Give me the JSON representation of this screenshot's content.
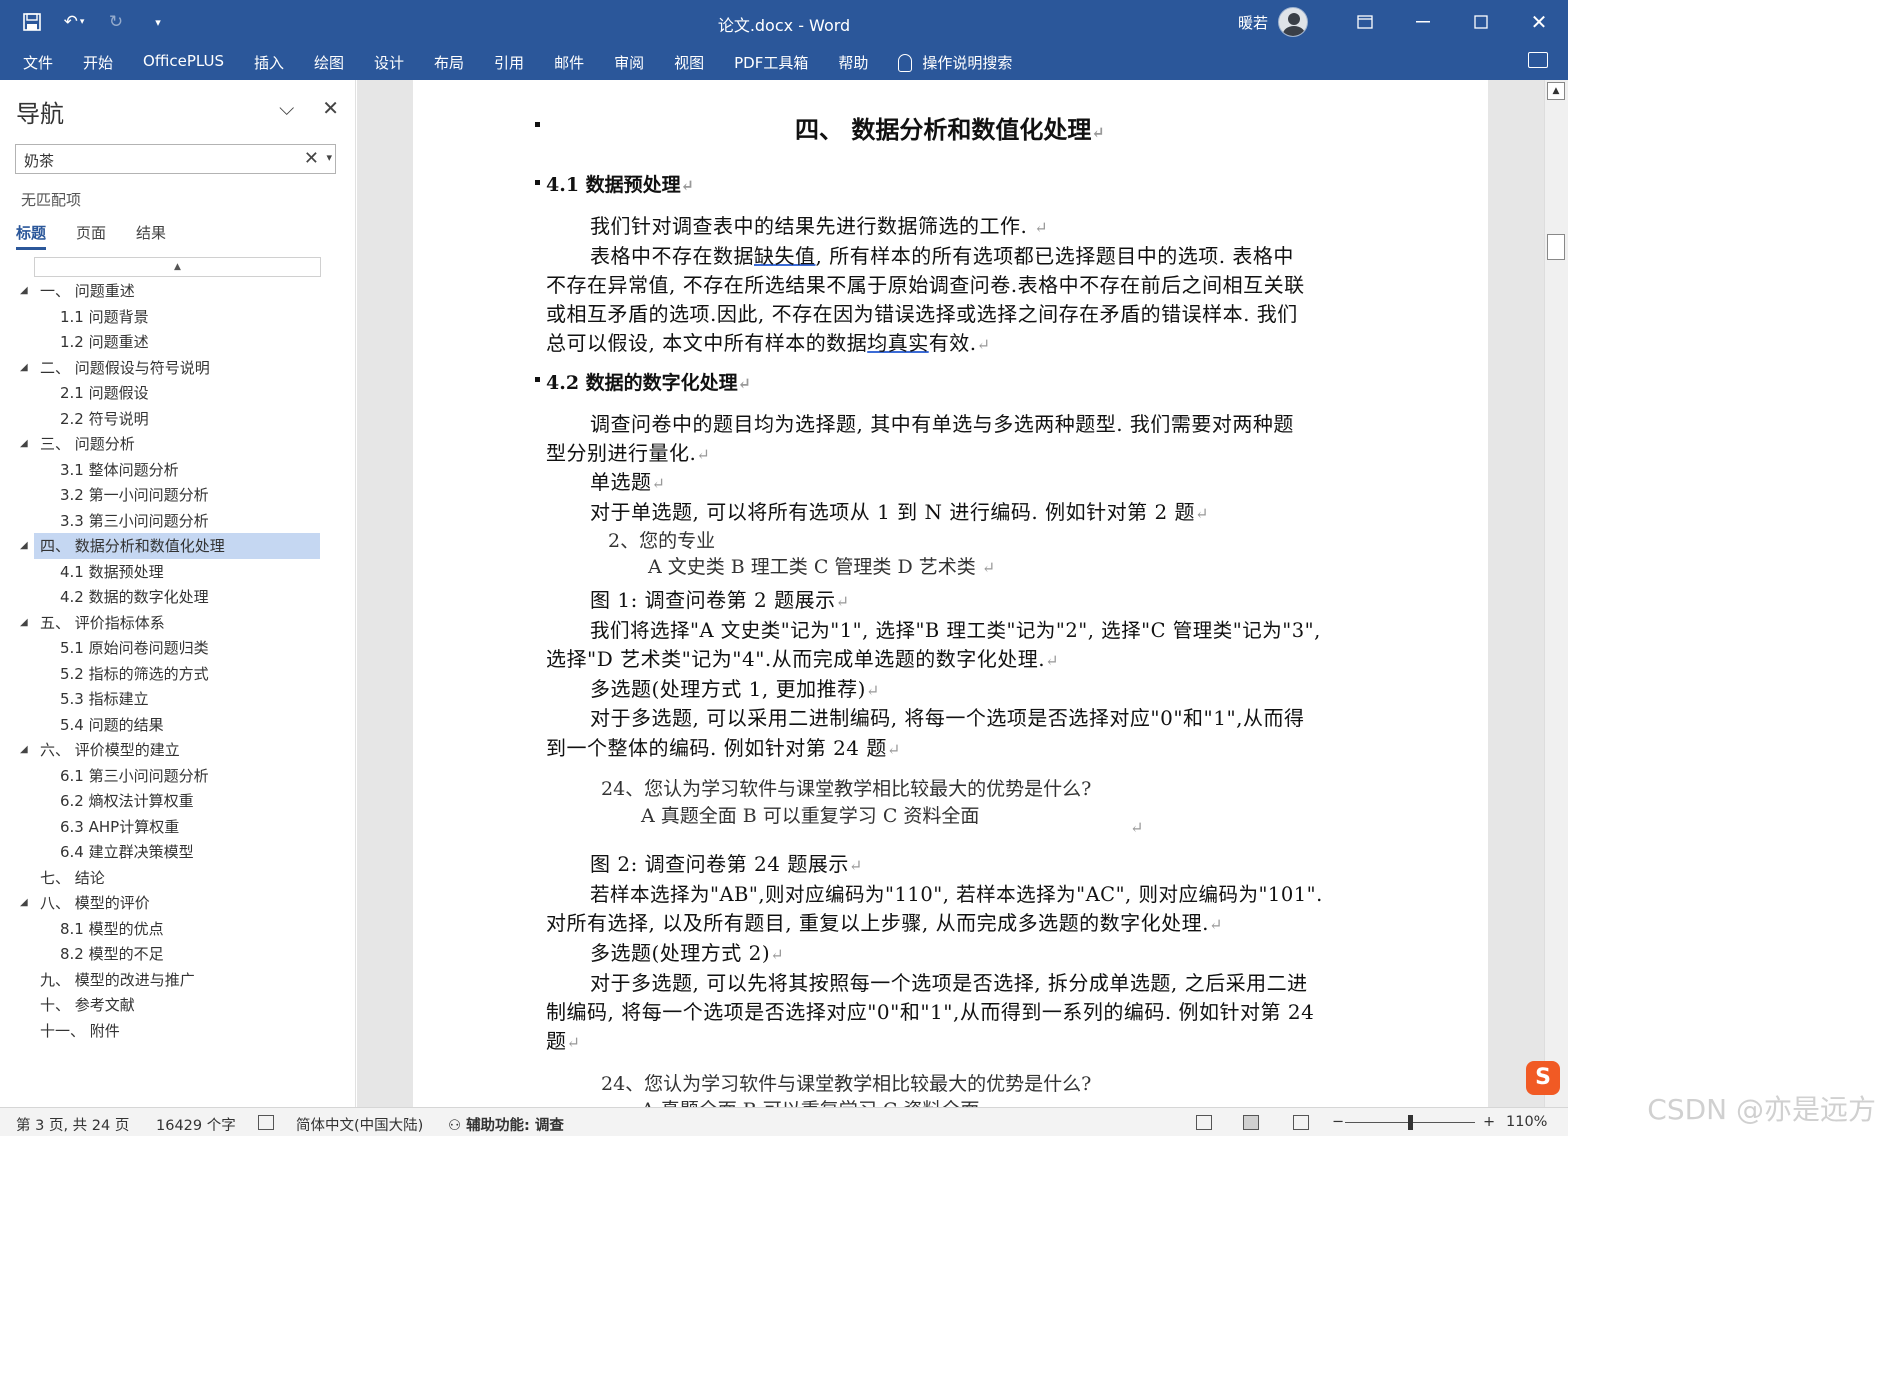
{
  "window": {
    "title": "论文.docx  -  Word",
    "user_name": "暖若",
    "quick_access": {
      "customize_icon": "▾"
    }
  },
  "ribbon": {
    "tabs": [
      "文件",
      "开始",
      "OfficePLUS",
      "插入",
      "绘图",
      "设计",
      "布局",
      "引用",
      "邮件",
      "审阅",
      "视图",
      "PDF工具箱",
      "帮助"
    ],
    "search_label": "操作说明搜索"
  },
  "nav": {
    "title": "导航",
    "search_value": "奶茶",
    "no_match": "无匹配项",
    "tabs": [
      "标题",
      "页面",
      "结果"
    ],
    "active_tab": "标题",
    "items": [
      {
        "level": 1,
        "text": "一、 问题重述",
        "expanded": true
      },
      {
        "level": 2,
        "text": "1.1 问题背景"
      },
      {
        "level": 2,
        "text": "1.2 问题重述"
      },
      {
        "level": 1,
        "text": "二、 问题假设与符号说明",
        "expanded": true
      },
      {
        "level": 2,
        "text": "2.1 问题假设"
      },
      {
        "level": 2,
        "text": "2.2 符号说明"
      },
      {
        "level": 1,
        "text": "三、 问题分析",
        "expanded": true
      },
      {
        "level": 2,
        "text": "3.1 整体问题分析"
      },
      {
        "level": 2,
        "text": "3.2 第一小问问题分析"
      },
      {
        "level": 2,
        "text": "3.3 第三小问问题分析"
      },
      {
        "level": 1,
        "text": "四、 数据分析和数值化处理",
        "expanded": true,
        "selected": true
      },
      {
        "level": 2,
        "text": "4.1 数据预处理"
      },
      {
        "level": 2,
        "text": "4.2 数据的数字化处理"
      },
      {
        "level": 1,
        "text": "五、 评价指标体系",
        "expanded": true
      },
      {
        "level": 2,
        "text": "5.1 原始问卷问题归类"
      },
      {
        "level": 2,
        "text": "5.2 指标的筛选的方式"
      },
      {
        "level": 2,
        "text": "5.3 指标建立"
      },
      {
        "level": 2,
        "text": "5.4 问题的结果"
      },
      {
        "level": 1,
        "text": "六、 评价模型的建立",
        "expanded": true
      },
      {
        "level": 2,
        "text": "6.1 第三小问问题分析"
      },
      {
        "level": 2,
        "text": "6.2 熵权法计算权重"
      },
      {
        "level": 2,
        "text": "6.3 AHP计算权重"
      },
      {
        "level": 2,
        "text": "6.4 建立群决策模型"
      },
      {
        "level": 1,
        "text": "七、 结论",
        "expanded": false
      },
      {
        "level": 1,
        "text": "八、 模型的评价",
        "expanded": true
      },
      {
        "level": 2,
        "text": "8.1 模型的优点"
      },
      {
        "level": 2,
        "text": "8.2 模型的不足"
      },
      {
        "level": 1,
        "text": "九、 模型的改进与推广",
        "expanded": false
      },
      {
        "level": 1,
        "text": "十、 参考文献",
        "expanded": false
      },
      {
        "level": 1,
        "text": "十一、 附件",
        "expanded": false
      }
    ]
  },
  "document": {
    "h1": "四、  数据分析和数值化处理",
    "h2_1": "4.1 数据预处理",
    "p1": "我们针对调查表中的结果先进行数据筛选的工作.",
    "p2_l1_a": "表格中不存在数据",
    "p2_l1_b": "缺失值",
    "p2_l1_c": ", 所有样本的所有选项都已选择题目中的选项. 表格中",
    "p2_l2": "不存在异常值, 不存在所选结果不属于原始调查问卷.表格中不存在前后之间相互关联",
    "p2_l3": "或相互矛盾的选项.因此, 不存在因为错误选择或选择之间存在矛盾的错误样本. 我们",
    "p2_l4_a": "总可以假设, 本文中所有样本的数据",
    "p2_l4_b": "均真实",
    "p2_l4_c": "有效.",
    "h2_2": "4.2 数据的数字化处理",
    "p3_l1": "调查问卷中的题目均为选择题, 其中有单选与多选两种题型. 我们需要对两种题",
    "p3_l2": "型分别进行量化.",
    "p4": "单选题",
    "p5": "对于单选题, 可以将所有选项从 1 到 N 进行编码. 例如针对第 2 题",
    "q2": "2、您的专业",
    "q2_opts": "A  文史类    B  理工类    C 管理类    D  艺术类",
    "fig1": "图 1:  调查问卷第 2 题展示",
    "p6_l1": "我们将选择\"A 文史类\"记为\"1\", 选择\"B 理工类\"记为\"2\", 选择\"C 管理类\"记为\"3\",",
    "p6_l2": "选择\"D 艺术类\"记为\"4\".从而完成单选题的数字化处理.",
    "p7": "多选题(处理方式 1, 更加推荐)",
    "p8_l1": "对于多选题, 可以采用二进制编码, 将每一个选项是否选择对应\"0\"和\"1\",从而得",
    "p8_l2": "到一个整体的编码. 例如针对第 24 题",
    "q24": "24、您认为学习软件与课堂教学相比较最大的优势是什么?",
    "q24_opts": "A 真题全面    B  可以重复学习  C  资料全面",
    "fig2": "图 2:  调查问卷第 24 题展示",
    "p9_l1": "若样本选择为\"AB\",则对应编码为\"110\", 若样本选择为\"AC\", 则对应编码为\"101\".",
    "p9_l2": "对所有选择, 以及所有题目, 重复以上步骤, 从而完成多选题的数字化处理.",
    "p10": "多选题(处理方式 2)",
    "p11_l1": "对于多选题, 可以先将其按照每一个选项是否选择, 拆分成单选题, 之后采用二进",
    "p11_l2": "制编码, 将每一个选项是否选择对应\"0\"和\"1\",从而得到一系列的编码. 例如针对第  24",
    "p11_l3": "题",
    "q24b": "24、您认为学习软件与课堂教学相比较最大的优势是什么?",
    "q24b_opts": "A 真题全面    B  可以重复学习  C  资料全面"
  },
  "status": {
    "page": "第 3 页, 共 24 页",
    "words": "16429 个字",
    "language": "简体中文(中国大陆)",
    "accessibility": "辅助功能: 调查",
    "zoom": "110%"
  },
  "watermark": "CSDN @亦是远方"
}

## Exercise details
Your copy should match the records word for word, with the pictures removed.

## Written answer
Give me the JSON representation of this screenshot's content.
{
  "window": {
    "title": "论文.docx  -  Word",
    "user_name": "暖若",
    "quick_access": {
      "customize_icon": "▾"
    }
  },
  "ribbon": {
    "tabs": [
      "文件",
      "开始",
      "OfficePLUS",
      "插入",
      "绘图",
      "设计",
      "布局",
      "引用",
      "邮件",
      "审阅",
      "视图",
      "PDF工具箱",
      "帮助"
    ],
    "search_label": "操作说明搜索"
  },
  "nav": {
    "title": "导航",
    "search_value": "奶茶",
    "no_match": "无匹配项",
    "tabs": [
      "标题",
      "页面",
      "结果"
    ],
    "active_tab": "标题",
    "items": [
      {
        "level": 1,
        "text": "一、 问题重述",
        "expanded": true
      },
      {
        "level": 2,
        "text": "1.1 问题背景"
      },
      {
        "level": 2,
        "text": "1.2 问题重述"
      },
      {
        "level": 1,
        "text": "二、 问题假设与符号说明",
        "expanded": true
      },
      {
        "level": 2,
        "text": "2.1 问题假设"
      },
      {
        "level": 2,
        "text": "2.2 符号说明"
      },
      {
        "level": 1,
        "text": "三、 问题分析",
        "expanded": true
      },
      {
        "level": 2,
        "text": "3.1 整体问题分析"
      },
      {
        "level": 2,
        "text": "3.2 第一小问问题分析"
      },
      {
        "level": 2,
        "text": "3.3 第三小问问题分析"
      },
      {
        "level": 1,
        "text": "四、 数据分析和数值化处理",
        "expanded": true,
        "selected": true
      },
      {
        "level": 2,
        "text": "4.1 数据预处理"
      },
      {
        "level": 2,
        "text": "4.2 数据的数字化处理"
      },
      {
        "level": 1,
        "text": "五、 评价指标体系",
        "expanded": true
      },
      {
        "level": 2,
        "text": "5.1 原始问卷问题归类"
      },
      {
        "level": 2,
        "text": "5.2 指标的筛选的方式"
      },
      {
        "level": 2,
        "text": "5.3 指标建立"
      },
      {
        "level": 2,
        "text": "5.4 问题的结果"
      },
      {
        "level": 1,
        "text": "六、 评价模型的建立",
        "expanded": true
      },
      {
        "level": 2,
        "text": "6.1 第三小问问题分析"
      },
      {
        "level": 2,
        "text": "6.2 熵权法计算权重"
      },
      {
        "level": 2,
        "text": "6.3 AHP计算权重"
      },
      {
        "level": 2,
        "text": "6.4 建立群决策模型"
      },
      {
        "level": 1,
        "text": "七、 结论",
        "expanded": false
      },
      {
        "level": 1,
        "text": "八、 模型的评价",
        "expanded": true
      },
      {
        "level": 2,
        "text": "8.1 模型的优点"
      },
      {
        "level": 2,
        "text": "8.2 模型的不足"
      },
      {
        "level": 1,
        "text": "九、 模型的改进与推广",
        "expanded": false
      },
      {
        "level": 1,
        "text": "十、 参考文献",
        "expanded": false
      },
      {
        "level": 1,
        "text": "十一、 附件",
        "expanded": false
      }
    ]
  },
  "document": {
    "h1": "四、  数据分析和数值化处理",
    "h2_1": "4.1 数据预处理",
    "p1": "我们针对调查表中的结果先进行数据筛选的工作.",
    "p2_l1_a": "表格中不存在数据",
    "p2_l1_b": "缺失值",
    "p2_l1_c": ", 所有样本的所有选项都已选择题目中的选项. 表格中",
    "p2_l2": "不存在异常值, 不存在所选结果不属于原始调查问卷.表格中不存在前后之间相互关联",
    "p2_l3": "或相互矛盾的选项.因此, 不存在因为错误选择或选择之间存在矛盾的错误样本. 我们",
    "p2_l4_a": "总可以假设, 本文中所有样本的数据",
    "p2_l4_b": "均真实",
    "p2_l4_c": "有效.",
    "h2_2": "4.2 数据的数字化处理",
    "p3_l1": "调查问卷中的题目均为选择题, 其中有单选与多选两种题型. 我们需要对两种题",
    "p3_l2": "型分别进行量化.",
    "p4": "单选题",
    "p5": "对于单选题, 可以将所有选项从 1 到 N 进行编码. 例如针对第 2 题",
    "q2": "2、您的专业",
    "q2_opts": "A  文史类    B  理工类    C 管理类    D  艺术类",
    "fig1": "图 1:  调查问卷第 2 题展示",
    "p6_l1": "我们将选择\"A 文史类\"记为\"1\", 选择\"B 理工类\"记为\"2\", 选择\"C 管理类\"记为\"3\",",
    "p6_l2": "选择\"D 艺术类\"记为\"4\".从而完成单选题的数字化处理.",
    "p7": "多选题(处理方式 1, 更加推荐)",
    "p8_l1": "对于多选题, 可以采用二进制编码, 将每一个选项是否选择对应\"0\"和\"1\",从而得",
    "p8_l2": "到一个整体的编码. 例如针对第 24 题",
    "q24": "24、您认为学习软件与课堂教学相比较最大的优势是什么?",
    "q24_opts": "A 真题全面    B  可以重复学习  C  资料全面",
    "fig2": "图 2:  调查问卷第 24 题展示",
    "p9_l1": "若样本选择为\"AB\",则对应编码为\"110\", 若样本选择为\"AC\", 则对应编码为\"101\".",
    "p9_l2": "对所有选择, 以及所有题目, 重复以上步骤, 从而完成多选题的数字化处理.",
    "p10": "多选题(处理方式 2)",
    "p11_l1": "对于多选题, 可以先将其按照每一个选项是否选择, 拆分成单选题, 之后采用二进",
    "p11_l2": "制编码, 将每一个选项是否选择对应\"0\"和\"1\",从而得到一系列的编码. 例如针对第  24",
    "p11_l3": "题",
    "q24b": "24、您认为学习软件与课堂教学相比较最大的优势是什么?",
    "q24b_opts": "A 真题全面    B  可以重复学习  C  资料全面"
  },
  "status": {
    "page": "第 3 页, 共 24 页",
    "words": "16429 个字",
    "language": "简体中文(中国大陆)",
    "accessibility": "辅助功能: 调查",
    "zoom": "110%"
  },
  "watermark": "CSDN @亦是远方"
}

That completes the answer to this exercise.